STATED PROBLEM -
Your task is to copy the material exactly.

--- begin PROVIDED INFORMATION ---

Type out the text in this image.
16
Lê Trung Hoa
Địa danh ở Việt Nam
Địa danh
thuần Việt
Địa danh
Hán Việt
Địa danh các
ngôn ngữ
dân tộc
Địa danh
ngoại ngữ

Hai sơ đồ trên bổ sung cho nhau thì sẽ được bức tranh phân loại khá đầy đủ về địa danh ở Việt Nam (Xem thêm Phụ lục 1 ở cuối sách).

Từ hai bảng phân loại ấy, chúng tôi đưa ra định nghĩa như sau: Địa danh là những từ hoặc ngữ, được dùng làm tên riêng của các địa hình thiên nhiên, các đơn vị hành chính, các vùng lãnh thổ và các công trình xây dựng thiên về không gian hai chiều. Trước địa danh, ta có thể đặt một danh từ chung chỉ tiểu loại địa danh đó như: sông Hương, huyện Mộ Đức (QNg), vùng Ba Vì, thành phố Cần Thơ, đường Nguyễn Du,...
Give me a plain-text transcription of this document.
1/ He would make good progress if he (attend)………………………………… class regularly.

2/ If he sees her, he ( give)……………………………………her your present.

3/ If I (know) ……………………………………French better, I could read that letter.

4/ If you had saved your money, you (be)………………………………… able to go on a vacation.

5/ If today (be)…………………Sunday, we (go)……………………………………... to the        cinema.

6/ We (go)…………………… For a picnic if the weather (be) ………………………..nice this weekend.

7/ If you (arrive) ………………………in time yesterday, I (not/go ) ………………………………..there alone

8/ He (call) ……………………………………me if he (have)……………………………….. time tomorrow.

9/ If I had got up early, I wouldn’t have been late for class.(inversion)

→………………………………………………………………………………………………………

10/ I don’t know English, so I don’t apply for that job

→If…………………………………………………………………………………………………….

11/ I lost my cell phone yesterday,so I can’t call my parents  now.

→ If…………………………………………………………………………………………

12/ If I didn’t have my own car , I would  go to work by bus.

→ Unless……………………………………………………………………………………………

--- end PROVIDED INFORMATION ---

ANSWER -
Type out the text in this image.
16
Lê Trung Hoa
Địa danh ở Việt Nam
Địa danh
thuần Việt
Địa danh
Hán Việt
Địa danh các
ngôn ngữ
dân tộc
Địa danh
ngoại ngữ

Hai sơ đồ trên bổ sung cho nhau thì sẽ được bức tranh phân loại khá đầy đủ về địa danh ở Việt Nam (Xem thêm Phụ lục 1 ở cuối sách).

Từ hai bảng phân loại ấy, chúng tôi đưa ra định nghĩa như sau: Địa danh là những từ hoặc ngữ, được dùng làm tên riêng của các địa hình thiên nhiên, các đơn vị hành chính, các vùng lãnh thổ và các công trình xây dựng thiên về không gian hai chiều. Trước địa danh, ta có thể đặt một danh từ chung chỉ tiểu loại địa danh đó như: sông Hương, huyện Mộ Đức (QNg), vùng Ba Vì, thành phố Cần Thơ, đường Nguyễn Du,...
Give me a plain-text transcription of this document.
1/ He would make good progress if he (attend)………………………………… class regularly.

2/ If he sees her, he ( give)……………………………………her your present.

3/ If I (know) ……………………………………French better, I could read that letter.

4/ If you had saved your money, you (be)………………………………… able to go on a vacation.

5/ If today (be)…………………Sunday, we (go)……………………………………... to the        cinema.

6/ We (go)…………………… For a picnic if the weather (be) ………………………..nice this weekend.

7/ If you (arrive) ………………………in time yesterday, I (not/go ) ………………………………..there alone

8/ He (call) ……………………………………me if he (have)……………………………….. time tomorrow.

9/ If I had got up early, I wouldn’t have been late for class.(inversion)

→………………………………………………………………………………………………………

10/ I don’t know English, so I don’t apply for that job

→If…………………………………………………………………………………………………….

11/ I lost my cell phone yesterday,so I can’t call my parents  now.

→ If…………………………………………………………………………………………

12/ If I didn’t have my own car , I would  go to work by bus.

→ Unless……………………………………………………………………………………………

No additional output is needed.